_WORK INSTRUCTIONS:_ Copy these rows verbatim, leaving out the pictures.

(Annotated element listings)
+---+

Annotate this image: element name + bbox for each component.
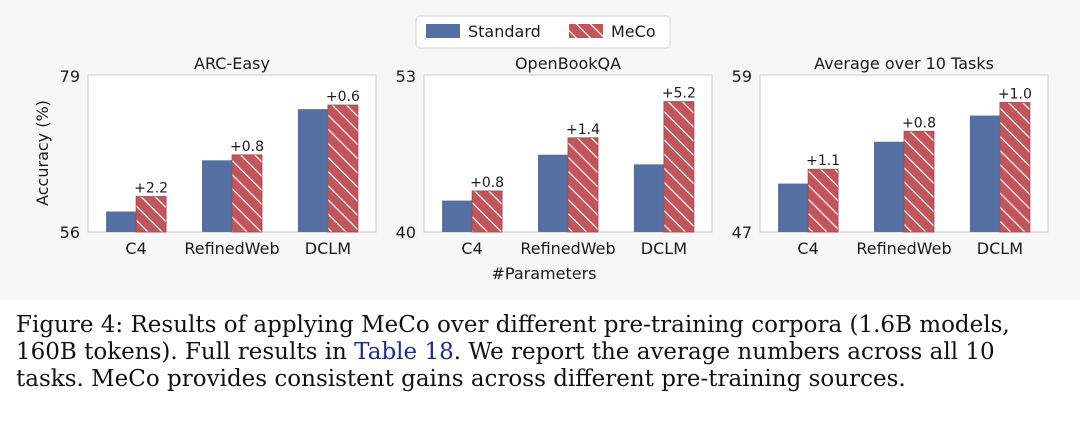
- x-tick-average-10-tasks-refinedweb: RefinedWeb: [856, 239, 951, 258]
- legend-label-meco: MeCo: [611, 22, 656, 41]
- x-tick-arc-easy-refinedweb: RefinedWeb: [184, 239, 279, 258]
- chart-title-average-10-tasks: Average over 10 Tasks: [814, 54, 994, 73]
- x-tick-openbookqa-c4: C4: [461, 239, 482, 258]
- caption-text-suffix: . We report the average numbers across a…: [16, 339, 995, 392]
- legend-swatch-standard: [426, 24, 460, 38]
- bar-openbookqa-c4-meco: [471, 190, 503, 233]
- gain-label-arc-easy-dclm: +0.6: [326, 89, 360, 105]
- bar-arc-easy-dclm-meco: [327, 104, 359, 233]
- x-tick-openbookqa-refinedweb: RefinedWeb: [520, 239, 615, 258]
- bar-openbookqa-dclm-standard: [633, 164, 664, 232]
- bars-arc-easy: +2.2 C4 +0.8 RefinedWeb +0.6 DCLM: [106, 89, 360, 258]
- bar-arc-easy-refinedweb-standard: [202, 160, 232, 232]
- bar-average-10-tasks-c4-meco: [807, 168, 839, 233]
- bar-average-10-tasks-c4-standard: [778, 183, 809, 232]
- caption-table-link[interactable]: Table 18: [354, 339, 454, 365]
- y-tick-bottom-arc-easy: 56: [60, 223, 80, 242]
- gain-label-openbookqa-c4: +0.8: [470, 175, 504, 191]
- panel-average-10-tasks: Average over 10 Tasks 59 47 +1.1 C4 +0.8 Re…: [732, 54, 1049, 258]
- panel-openbookqa: OpenBookQA 53 40 #Parameters +0.8 C4 +1.4 R…: [396, 54, 713, 283]
- legend-label-standard: Standard: [468, 22, 541, 41]
- bar-average-10-tasks-refinedweb-standard: [874, 141, 904, 232]
- y-tick-top-openbookqa: 53: [396, 67, 416, 86]
- x-tick-arc-easy-dclm: DCLM: [305, 239, 351, 258]
- y-tick-top-average-10-tasks: 59: [732, 67, 752, 86]
- bar-average-10-tasks-dclm-standard: [969, 115, 1000, 232]
- bar-openbookqa-c4-standard: [442, 200, 473, 232]
- gain-label-average-10-tasks-refinedweb: +0.8: [902, 115, 936, 131]
- x-tick-openbookqa-dclm: DCLM: [641, 239, 687, 258]
- y-axis-label: Accuracy (%): [33, 100, 52, 206]
- gain-label-average-10-tasks-dclm: +1.0: [998, 86, 1032, 102]
- bar-arc-easy-c4-standard: [106, 211, 137, 232]
- chart-title-openbookqa: OpenBookQA: [515, 54, 621, 73]
- figure: Standard MeCo ARC-Easy 79 56 Accuracy (%…: [33, 15, 1049, 283]
- bar-openbookqa-refinedweb-meco: [567, 137, 599, 233]
- gain-label-arc-easy-c4: +2.2: [134, 181, 168, 197]
- bars-openbookqa: +0.8 C4 +1.4 RefinedWeb +5.2 DCLM: [442, 86, 696, 258]
- bar-openbookqa-refinedweb-standard: [538, 154, 568, 232]
- bar-average-10-tasks-dclm-meco: [999, 102, 1031, 233]
- bar-average-10-tasks-refinedweb-meco: [903, 130, 935, 233]
- chart-title-arc-easy: ARC-Easy: [194, 54, 270, 73]
- x-tick-arc-easy-c4: C4: [125, 239, 146, 258]
- y-tick-bottom-openbookqa: 40: [396, 223, 416, 242]
- gain-label-arc-easy-refinedweb: +0.8: [230, 139, 264, 155]
- x-axis-label: #Parameters: [492, 264, 597, 283]
- x-tick-average-10-tasks-c4: C4: [797, 239, 818, 258]
- bar-arc-easy-dclm-standard: [297, 109, 328, 232]
- legend: Standard MeCo: [415, 15, 671, 49]
- x-tick-average-10-tasks-dclm: DCLM: [977, 239, 1023, 258]
- legend-box: [415, 15, 671, 49]
- legend-swatch-meco: [569, 24, 603, 38]
- figure-caption: Figure 4: Results of applying MeCo over …: [16, 312, 1068, 393]
- gain-label-average-10-tasks-c4: +1.1: [806, 153, 840, 169]
- bar-arc-easy-refinedweb-meco: [231, 154, 263, 233]
- gain-label-openbookqa-dclm: +5.2: [662, 86, 696, 102]
- bar-openbookqa-dclm-meco: [663, 101, 695, 233]
- y-tick-bottom-average-10-tasks: 47: [732, 223, 752, 242]
- gain-label-openbookqa-refinedweb: +1.4: [566, 122, 600, 138]
- bars-average-10-tasks: +1.1 C4 +0.8 RefinedWeb +1.0 DCLM: [778, 86, 1032, 258]
- caption-text-prefix: Figure 4: Results of applying MeCo over …: [16, 312, 1010, 365]
- bar-arc-easy-c4-meco: [135, 196, 167, 233]
- panel-arc-easy: ARC-Easy 79 56 Accuracy (%) +2.2 C4 +0.8 Re…: [33, 54, 377, 258]
- y-tick-top-arc-easy: 79: [60, 67, 80, 86]
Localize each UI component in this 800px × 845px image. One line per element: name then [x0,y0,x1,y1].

+---+

_WRITTEN REPLY:_
Annotate this image: element name + bbox for each component.
- x-tick-average-10-tasks-refinedweb: RefinedWeb: [856, 239, 951, 258]
- legend-label-meco: MeCo: [611, 22, 656, 41]
- x-tick-arc-easy-refinedweb: RefinedWeb: [184, 239, 279, 258]
- chart-title-average-10-tasks: Average over 10 Tasks: [814, 54, 994, 73]
- x-tick-openbookqa-c4: C4: [461, 239, 482, 258]
- caption-text-suffix: . We report the average numbers across a…: [16, 339, 995, 392]
- legend-swatch-standard: [426, 24, 460, 38]
- bar-openbookqa-c4-meco: [471, 190, 503, 233]
- gain-label-arc-easy-dclm: +0.6: [326, 89, 360, 105]
- bar-arc-easy-dclm-meco: [327, 104, 359, 233]
- x-tick-openbookqa-refinedweb: RefinedWeb: [520, 239, 615, 258]
- bar-openbookqa-dclm-standard: [633, 164, 664, 232]
- bars-arc-easy: +2.2 C4 +0.8 RefinedWeb +0.6 DCLM: [106, 89, 360, 258]
- bar-arc-easy-refinedweb-standard: [202, 160, 232, 232]
- bar-average-10-tasks-c4-meco: [807, 168, 839, 233]
- bar-average-10-tasks-c4-standard: [778, 183, 809, 232]
- caption-table-link[interactable]: Table 18: [354, 339, 454, 365]
- y-tick-bottom-arc-easy: 56: [60, 223, 80, 242]
- gain-label-openbookqa-c4: +0.8: [470, 175, 504, 191]
- panel-average-10-tasks: Average over 10 Tasks 59 47 +1.1 C4 +0.8 Re…: [732, 54, 1049, 258]
- panel-openbookqa: OpenBookQA 53 40 #Parameters +0.8 C4 +1.4 R…: [396, 54, 713, 283]
- legend-label-standard: Standard: [468, 22, 541, 41]
- bar-average-10-tasks-refinedweb-standard: [874, 141, 904, 232]
- y-tick-top-openbookqa: 53: [396, 67, 416, 86]
- x-tick-arc-easy-dclm: DCLM: [305, 239, 351, 258]
- y-tick-top-average-10-tasks: 59: [732, 67, 752, 86]
- bar-average-10-tasks-dclm-standard: [969, 115, 1000, 232]
- bar-openbookqa-c4-standard: [442, 200, 473, 232]
- gain-label-average-10-tasks-refinedweb: +0.8: [902, 115, 936, 131]
- x-tick-openbookqa-dclm: DCLM: [641, 239, 687, 258]
- y-axis-label: Accuracy (%): [33, 100, 52, 206]
- gain-label-average-10-tasks-dclm: +1.0: [998, 86, 1032, 102]
- bar-arc-easy-c4-standard: [106, 211, 137, 232]
- chart-title-openbookqa: OpenBookQA: [515, 54, 621, 73]
- figure: Standard MeCo ARC-Easy 79 56 Accuracy (%…: [33, 15, 1049, 283]
- bar-openbookqa-refinedweb-meco: [567, 137, 599, 233]
- gain-label-arc-easy-c4: +2.2: [134, 181, 168, 197]
- bars-openbookqa: +0.8 C4 +1.4 RefinedWeb +5.2 DCLM: [442, 86, 696, 258]
- bar-openbookqa-refinedweb-standard: [538, 154, 568, 232]
- bar-average-10-tasks-dclm-meco: [999, 102, 1031, 233]
- bar-average-10-tasks-refinedweb-meco: [903, 130, 935, 233]
- chart-title-arc-easy: ARC-Easy: [194, 54, 270, 73]
- x-tick-arc-easy-c4: C4: [125, 239, 146, 258]
- y-tick-bottom-openbookqa: 40: [396, 223, 416, 242]
- gain-label-arc-easy-refinedweb: +0.8: [230, 139, 264, 155]
- x-axis-label: #Parameters: [492, 264, 597, 283]
- x-tick-average-10-tasks-c4: C4: [797, 239, 818, 258]
- bar-arc-easy-dclm-standard: [297, 109, 328, 232]
- legend: Standard MeCo: [415, 15, 671, 49]
- x-tick-average-10-tasks-dclm: DCLM: [977, 239, 1023, 258]
- legend-box: [415, 15, 671, 49]
- legend-swatch-meco: [569, 24, 603, 38]
- figure-caption: Figure 4: Results of applying MeCo over …: [16, 312, 1068, 393]
- gain-label-average-10-tasks-c4: +1.1: [806, 153, 840, 169]
- bar-arc-easy-refinedweb-meco: [231, 154, 263, 233]
- gain-label-openbookqa-dclm: +5.2: [662, 86, 696, 102]
- bar-openbookqa-dclm-meco: [663, 101, 695, 233]
- y-tick-bottom-average-10-tasks: 47: [732, 223, 752, 242]
- gain-label-openbookqa-refinedweb: +1.4: [566, 122, 600, 138]
- bars-average-10-tasks: +1.1 C4 +0.8 RefinedWeb +1.0 DCLM: [778, 86, 1032, 258]
- caption-text-prefix: Figure 4: Results of applying MeCo over …: [16, 312, 1010, 365]
- bar-arc-easy-c4-meco: [135, 196, 167, 233]
- panel-arc-easy: ARC-Easy 79 56 Accuracy (%) +2.2 C4 +0.8 Re…: [33, 54, 377, 258]
- y-tick-top-arc-easy: 79: [60, 67, 80, 86]
Localize each UI component in this 800px × 845px image. One line per element: name then [x0,y0,x1,y1].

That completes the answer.